▶ [Task goal]: Each entry should be quoted word for word, including every mark of punctuation.

▶ [The input]:

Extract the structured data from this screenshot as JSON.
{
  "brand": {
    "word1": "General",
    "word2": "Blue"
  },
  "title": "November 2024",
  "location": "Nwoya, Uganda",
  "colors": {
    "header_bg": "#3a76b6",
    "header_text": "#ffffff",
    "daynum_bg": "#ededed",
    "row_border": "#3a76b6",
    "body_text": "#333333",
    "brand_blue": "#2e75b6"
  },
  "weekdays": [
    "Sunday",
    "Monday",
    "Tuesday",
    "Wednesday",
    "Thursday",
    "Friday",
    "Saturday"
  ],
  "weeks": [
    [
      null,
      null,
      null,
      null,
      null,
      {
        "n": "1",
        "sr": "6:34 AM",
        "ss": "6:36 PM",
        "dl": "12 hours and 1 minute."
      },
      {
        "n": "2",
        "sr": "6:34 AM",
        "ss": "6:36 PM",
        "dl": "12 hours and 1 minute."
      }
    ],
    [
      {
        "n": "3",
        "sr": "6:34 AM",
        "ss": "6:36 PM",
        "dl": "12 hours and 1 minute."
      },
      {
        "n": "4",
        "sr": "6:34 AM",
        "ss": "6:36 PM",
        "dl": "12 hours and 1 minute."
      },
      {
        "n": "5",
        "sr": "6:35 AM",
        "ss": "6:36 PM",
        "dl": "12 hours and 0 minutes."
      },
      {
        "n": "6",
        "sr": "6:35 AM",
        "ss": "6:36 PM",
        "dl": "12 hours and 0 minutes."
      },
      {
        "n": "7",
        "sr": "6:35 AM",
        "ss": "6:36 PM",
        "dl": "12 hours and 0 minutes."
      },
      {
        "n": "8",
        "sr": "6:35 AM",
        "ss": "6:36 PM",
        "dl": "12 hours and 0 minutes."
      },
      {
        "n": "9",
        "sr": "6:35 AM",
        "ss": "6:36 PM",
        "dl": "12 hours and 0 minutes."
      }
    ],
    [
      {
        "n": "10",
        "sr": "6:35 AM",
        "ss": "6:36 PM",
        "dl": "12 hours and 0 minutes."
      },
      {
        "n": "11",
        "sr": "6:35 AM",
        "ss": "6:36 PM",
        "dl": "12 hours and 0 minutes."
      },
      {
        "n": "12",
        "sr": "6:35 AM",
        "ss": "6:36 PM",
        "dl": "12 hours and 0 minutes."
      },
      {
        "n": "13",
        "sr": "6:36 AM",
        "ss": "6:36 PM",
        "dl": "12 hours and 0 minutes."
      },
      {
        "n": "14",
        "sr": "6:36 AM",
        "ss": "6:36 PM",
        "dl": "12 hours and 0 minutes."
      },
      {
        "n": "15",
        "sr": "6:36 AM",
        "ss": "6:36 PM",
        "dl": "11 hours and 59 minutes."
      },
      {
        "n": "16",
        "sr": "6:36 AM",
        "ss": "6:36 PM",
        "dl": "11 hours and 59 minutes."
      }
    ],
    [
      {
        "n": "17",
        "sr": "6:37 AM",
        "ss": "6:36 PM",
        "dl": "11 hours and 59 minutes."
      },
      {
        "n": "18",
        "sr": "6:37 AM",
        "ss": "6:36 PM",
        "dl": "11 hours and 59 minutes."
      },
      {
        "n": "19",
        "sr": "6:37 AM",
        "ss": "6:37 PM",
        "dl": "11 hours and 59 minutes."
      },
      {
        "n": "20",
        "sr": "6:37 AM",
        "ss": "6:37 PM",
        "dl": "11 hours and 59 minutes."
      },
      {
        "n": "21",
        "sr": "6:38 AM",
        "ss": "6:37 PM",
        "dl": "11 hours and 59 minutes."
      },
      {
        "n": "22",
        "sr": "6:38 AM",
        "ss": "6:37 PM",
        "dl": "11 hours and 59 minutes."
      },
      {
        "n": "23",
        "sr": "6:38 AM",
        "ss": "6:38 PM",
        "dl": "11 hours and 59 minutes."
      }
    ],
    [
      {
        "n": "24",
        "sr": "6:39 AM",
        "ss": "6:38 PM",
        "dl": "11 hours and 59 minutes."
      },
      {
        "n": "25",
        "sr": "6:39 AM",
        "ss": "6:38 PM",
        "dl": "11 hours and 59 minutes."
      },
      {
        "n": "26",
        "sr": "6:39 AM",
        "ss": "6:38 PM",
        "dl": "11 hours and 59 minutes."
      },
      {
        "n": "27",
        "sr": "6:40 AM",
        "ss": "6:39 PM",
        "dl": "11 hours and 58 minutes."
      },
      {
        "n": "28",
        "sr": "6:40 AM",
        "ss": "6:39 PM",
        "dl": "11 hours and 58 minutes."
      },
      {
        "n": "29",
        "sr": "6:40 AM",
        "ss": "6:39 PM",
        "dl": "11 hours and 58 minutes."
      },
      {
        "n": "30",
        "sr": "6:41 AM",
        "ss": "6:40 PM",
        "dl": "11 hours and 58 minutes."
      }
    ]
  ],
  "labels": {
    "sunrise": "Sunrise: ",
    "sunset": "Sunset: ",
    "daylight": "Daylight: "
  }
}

▶ [Output for this task]:
Extract the structured data from this screenshot as JSON.
{
  "brand": {
    "word1": "General",
    "word2": "Blue"
  },
  "title": "November 2024",
  "location": "Nwoya, Uganda",
  "colors": {
    "header_bg": "#3a76b6",
    "header_text": "#ffffff",
    "daynum_bg": "#ededed",
    "row_border": "#3a76b6",
    "body_text": "#333333",
    "brand_blue": "#2e75b6"
  },
  "weekdays": [
    "Sunday",
    "Monday",
    "Tuesday",
    "Wednesday",
    "Thursday",
    "Friday",
    "Saturday"
  ],
  "weeks": [
    [
      null,
      null,
      null,
      null,
      null,
      {
        "n": "1",
        "sr": "6:34 AM",
        "ss": "6:36 PM",
        "dl": "12 hours and 1 minute."
      },
      {
        "n": "2",
        "sr": "6:34 AM",
        "ss": "6:36 PM",
        "dl": "12 hours and 1 minute."
      }
    ],
    [
      {
        "n": "3",
        "sr": "6:34 AM",
        "ss": "6:36 PM",
        "dl": "12 hours and 1 minute."
      },
      {
        "n": "4",
        "sr": "6:34 AM",
        "ss": "6:36 PM",
        "dl": "12 hours and 1 minute."
      },
      {
        "n": "5",
        "sr": "6:35 AM",
        "ss": "6:36 PM",
        "dl": "12 hours and 0 minutes."
      },
      {
        "n": "6",
        "sr": "6:35 AM",
        "ss": "6:36 PM",
        "dl": "12 hours and 0 minutes."
      },
      {
        "n": "7",
        "sr": "6:35 AM",
        "ss": "6:36 PM",
        "dl": "12 hours and 0 minutes."
      },
      {
        "n": "8",
        "sr": "6:35 AM",
        "ss": "6:36 PM",
        "dl": "12 hours and 0 minutes."
      },
      {
        "n": "9",
        "sr": "6:35 AM",
        "ss": "6:36 PM",
        "dl": "12 hours and 0 minutes."
      }
    ],
    [
      {
        "n": "10",
        "sr": "6:35 AM",
        "ss": "6:36 PM",
        "dl": "12 hours and 0 minutes."
      },
      {
        "n": "11",
        "sr": "6:35 AM",
        "ss": "6:36 PM",
        "dl": "12 hours and 0 minutes."
      },
      {
        "n": "12",
        "sr": "6:35 AM",
        "ss": "6:36 PM",
        "dl": "12 hours and 0 minutes."
      },
      {
        "n": "13",
        "sr": "6:36 AM",
        "ss": "6:36 PM",
        "dl": "12 hours and 0 minutes."
      },
      {
        "n": "14",
        "sr": "6:36 AM",
        "ss": "6:36 PM",
        "dl": "12 hours and 0 minutes."
      },
      {
        "n": "15",
        "sr": "6:36 AM",
        "ss": "6:36 PM",
        "dl": "11 hours and 59 minutes."
      },
      {
        "n": "16",
        "sr": "6:36 AM",
        "ss": "6:36 PM",
        "dl": "11 hours and 59 minutes."
      }
    ],
    [
      {
        "n": "17",
        "sr": "6:37 AM",
        "ss": "6:36 PM",
        "dl": "11 hours and 59 minutes."
      },
      {
        "n": "18",
        "sr": "6:37 AM",
        "ss": "6:36 PM",
        "dl": "11 hours and 59 minutes."
      },
      {
        "n": "19",
        "sr": "6:37 AM",
        "ss": "6:37 PM",
        "dl": "11 hours and 59 minutes."
      },
      {
        "n": "20",
        "sr": "6:37 AM",
        "ss": "6:37 PM",
        "dl": "11 hours and 59 minutes."
      },
      {
        "n": "21",
        "sr": "6:38 AM",
        "ss": "6:37 PM",
        "dl": "11 hours and 59 minutes."
      },
      {
        "n": "22",
        "sr": "6:38 AM",
        "ss": "6:37 PM",
        "dl": "11 hours and 59 minutes."
      },
      {
        "n": "23",
        "sr": "6:38 AM",
        "ss": "6:38 PM",
        "dl": "11 hours and 59 minutes."
      }
    ],
    [
      {
        "n": "24",
        "sr": "6:39 AM",
        "ss": "6:38 PM",
        "dl": "11 hours and 59 minutes."
      },
      {
        "n": "25",
        "sr": "6:39 AM",
        "ss": "6:38 PM",
        "dl": "11 hours and 59 minutes."
      },
      {
        "n": "26",
        "sr": "6:39 AM",
        "ss": "6:38 PM",
        "dl": "11 hours and 59 minutes."
      },
      {
        "n": "27",
        "sr": "6:40 AM",
        "ss": "6:39 PM",
        "dl": "11 hours and 58 minutes."
      },
      {
        "n": "28",
        "sr": "6:40 AM",
        "ss": "6:39 PM",
        "dl": "11 hours and 58 minutes."
      },
      {
        "n": "29",
        "sr": "6:40 AM",
        "ss": "6:39 PM",
        "dl": "11 hours and 58 minutes."
      },
      {
        "n": "30",
        "sr": "6:41 AM",
        "ss": "6:40 PM",
        "dl": "11 hours and 58 minutes."
      }
    ]
  ],
  "labels": {
    "sunrise": "Sunrise: ",
    "sunset": "Sunset: ",
    "daylight": "Daylight: "
  }
}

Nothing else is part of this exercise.